=== Working data ===
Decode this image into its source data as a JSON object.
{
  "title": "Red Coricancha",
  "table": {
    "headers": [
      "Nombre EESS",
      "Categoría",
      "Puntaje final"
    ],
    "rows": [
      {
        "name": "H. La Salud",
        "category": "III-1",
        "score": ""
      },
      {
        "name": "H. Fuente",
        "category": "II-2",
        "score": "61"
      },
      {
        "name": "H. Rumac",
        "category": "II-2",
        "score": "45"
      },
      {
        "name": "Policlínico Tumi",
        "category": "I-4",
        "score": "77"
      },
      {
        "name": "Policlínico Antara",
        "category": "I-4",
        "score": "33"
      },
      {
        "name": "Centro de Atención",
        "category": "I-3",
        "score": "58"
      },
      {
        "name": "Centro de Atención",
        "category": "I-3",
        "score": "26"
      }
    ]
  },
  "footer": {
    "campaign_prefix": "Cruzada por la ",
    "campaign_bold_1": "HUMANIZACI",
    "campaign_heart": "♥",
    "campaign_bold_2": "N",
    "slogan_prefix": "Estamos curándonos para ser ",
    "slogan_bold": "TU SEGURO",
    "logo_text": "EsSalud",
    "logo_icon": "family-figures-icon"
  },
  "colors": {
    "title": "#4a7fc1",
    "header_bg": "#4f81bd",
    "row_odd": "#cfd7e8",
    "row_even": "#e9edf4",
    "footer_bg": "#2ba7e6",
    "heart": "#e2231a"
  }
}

=== Directions for this task ===
Return every line of the preceding records in which the word "Policlínico" appears.

=== Full output ===
        "name": "Policlínico Tumi",
        "name": "Policlínico Antara",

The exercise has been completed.